▶ Recorded information
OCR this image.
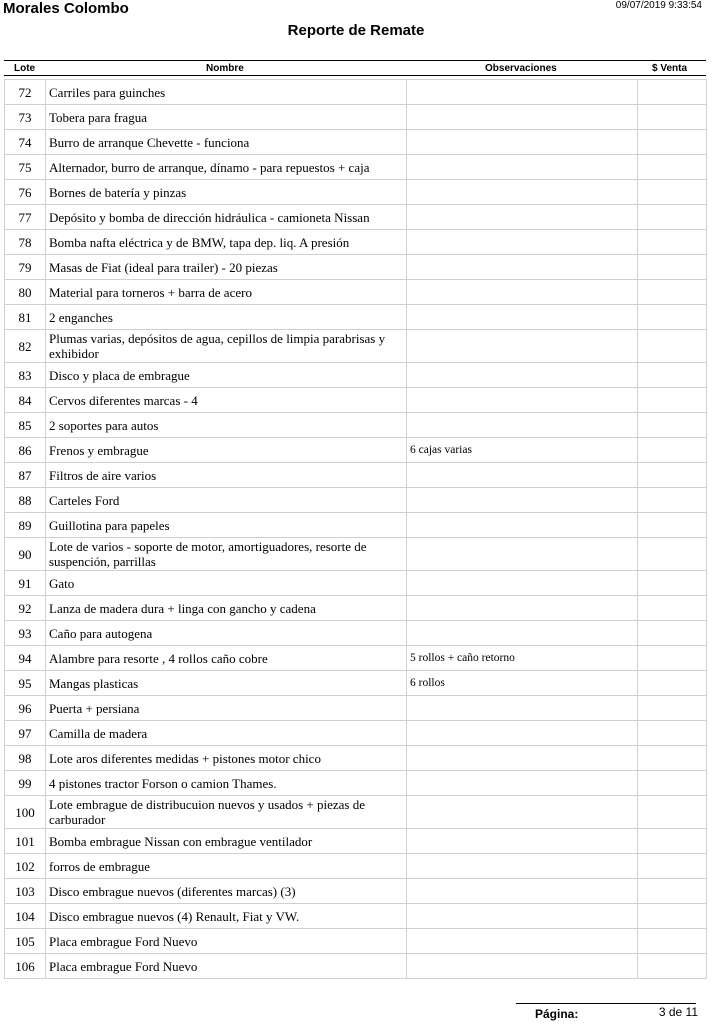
Morales Colombo	09/07/2019 9:33:54
Reporte de Remate
Lote	Nombre	Observaciones	$ Venta
72	Carriles para guinches		
73	Tobera para fragua		
74	Burro de arranque Chevette - funciona		
75	Alternador, burro de arranque, dínamo - para repuestos + caja		
76	Bornes de batería y pinzas		
77	Depósito y bomba de dirección hidráulica - camioneta Nissan		
78	Bomba nafta eléctrica y de BMW, tapa dep. liq. A presión		
79	Masas de Fiat (ideal para trailer) - 20 piezas		
80	Material para torneros + barra de acero		
81	2 enganches		
82	Plumas varias, depósitos de agua, cepillos de limpia parabrisas y exhibidor		
83	Disco y placa de embrague		
84	Cervos diferentes marcas - 4		
85	2 soportes para autos		
86	Frenos y embrague	6 cajas varias	
87	Filtros de aire varios		
88	Carteles Ford		
89	Guillotina para papeles		
90	Lote de varios - soporte de motor, amortiguadores, resorte de suspención, parrillas		
91	Gato		
92	Lanza de madera dura + linga con gancho y cadena		
93	Caño para autogena		
94	Alambre para resorte , 4 rollos caño cobre	5 rollos + caño retorno	
95	Mangas plasticas	6 rollos	
96	Puerta + persiana		
97	Camilla de madera		
98	Lote aros diferentes medidas + pistones motor chico		
99	4 pistones tractor Forson o camion Thames.		
100	Lote embrague de distribucuion nuevos y usados + piezas de carburador		
101	Bomba embrague Nissan con embrague ventilador		
102	forros de embrague		
103	Disco embrague nuevos (diferentes marcas) (3)		
104	Disco embrague nuevos (4) Renault, Fiat y VW.		
105	Placa embrague Ford Nuevo		
106	Placa embrague Ford Nuevo		
Página:	3 de 11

▶ Work to be completed
Working from the material above, state how many lines contain "madera"; give only the number.

▶ Task solution
2